• The exercise: Output each line of the material exactly as it stands.

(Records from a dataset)
········

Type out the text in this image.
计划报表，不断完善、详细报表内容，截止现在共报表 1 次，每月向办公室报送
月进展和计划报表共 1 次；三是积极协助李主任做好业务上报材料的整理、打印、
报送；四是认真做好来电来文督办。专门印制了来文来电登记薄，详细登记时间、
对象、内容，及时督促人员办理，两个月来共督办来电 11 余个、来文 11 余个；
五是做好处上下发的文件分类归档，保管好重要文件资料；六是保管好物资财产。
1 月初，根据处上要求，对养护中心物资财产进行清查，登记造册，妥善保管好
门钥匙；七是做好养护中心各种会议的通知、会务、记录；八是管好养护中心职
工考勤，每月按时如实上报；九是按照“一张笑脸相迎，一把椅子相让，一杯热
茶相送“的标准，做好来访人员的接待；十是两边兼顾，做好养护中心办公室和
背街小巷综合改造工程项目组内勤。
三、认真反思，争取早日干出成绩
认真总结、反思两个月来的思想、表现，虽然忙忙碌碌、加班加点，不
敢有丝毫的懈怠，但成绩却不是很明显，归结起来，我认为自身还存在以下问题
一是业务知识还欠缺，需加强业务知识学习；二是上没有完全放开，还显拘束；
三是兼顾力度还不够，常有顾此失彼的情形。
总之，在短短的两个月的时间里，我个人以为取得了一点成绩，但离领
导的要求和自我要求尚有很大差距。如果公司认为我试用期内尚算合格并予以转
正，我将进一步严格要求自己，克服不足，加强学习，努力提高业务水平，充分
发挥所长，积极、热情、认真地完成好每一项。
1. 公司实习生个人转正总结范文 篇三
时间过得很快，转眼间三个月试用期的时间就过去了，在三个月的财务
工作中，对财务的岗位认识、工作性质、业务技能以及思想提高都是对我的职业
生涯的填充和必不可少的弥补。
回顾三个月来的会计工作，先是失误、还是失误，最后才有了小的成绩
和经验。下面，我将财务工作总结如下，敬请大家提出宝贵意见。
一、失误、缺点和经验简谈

········

• Result of the task:
Type out the text in this image.
计划报表，不断完善、详细报表内容，截止现在共报表 1 次，每月向办公室报送
月进展和计划报表共 1 次；三是积极协助李主任做好业务上报材料的整理、打印、
报送；四是认真做好来电来文督办。专门印制了来文来电登记薄，详细登记时间、
对象、内容，及时督促人员办理，两个月来共督办来电 11 余个、来文 11 余个；
五是做好处上下发的文件分类归档，保管好重要文件资料；六是保管好物资财产。
1 月初，根据处上要求，对养护中心物资财产进行清查，登记造册，妥善保管好
门钥匙；七是做好养护中心各种会议的通知、会务、记录；八是管好养护中心职
工考勤，每月按时如实上报；九是按照“一张笑脸相迎，一把椅子相让，一杯热
茶相送“的标准，做好来访人员的接待；十是两边兼顾，做好养护中心办公室和
背街小巷综合改造工程项目组内勤。
三、认真反思，争取早日干出成绩
认真总结、反思两个月来的思想、表现，虽然忙忙碌碌、加班加点，不
敢有丝毫的懈怠，但成绩却不是很明显，归结起来，我认为自身还存在以下问题
一是业务知识还欠缺，需加强业务知识学习；二是上没有完全放开，还显拘束；
三是兼顾力度还不够，常有顾此失彼的情形。
总之，在短短的两个月的时间里，我个人以为取得了一点成绩，但离领
导的要求和自我要求尚有很大差距。如果公司认为我试用期内尚算合格并予以转
正，我将进一步严格要求自己，克服不足，加强学习，努力提高业务水平，充分
发挥所长，积极、热情、认真地完成好每一项。
1. 公司实习生个人转正总结范文 篇三
时间过得很快，转眼间三个月试用期的时间就过去了，在三个月的财务
工作中，对财务的岗位认识、工作性质、业务技能以及思想提高都是对我的职业
生涯的填充和必不可少的弥补。
回顾三个月来的会计工作，先是失误、还是失误，最后才有了小的成绩
和经验。下面，我将财务工作总结如下，敬请大家提出宝贵意见。
一、失误、缺点和经验简谈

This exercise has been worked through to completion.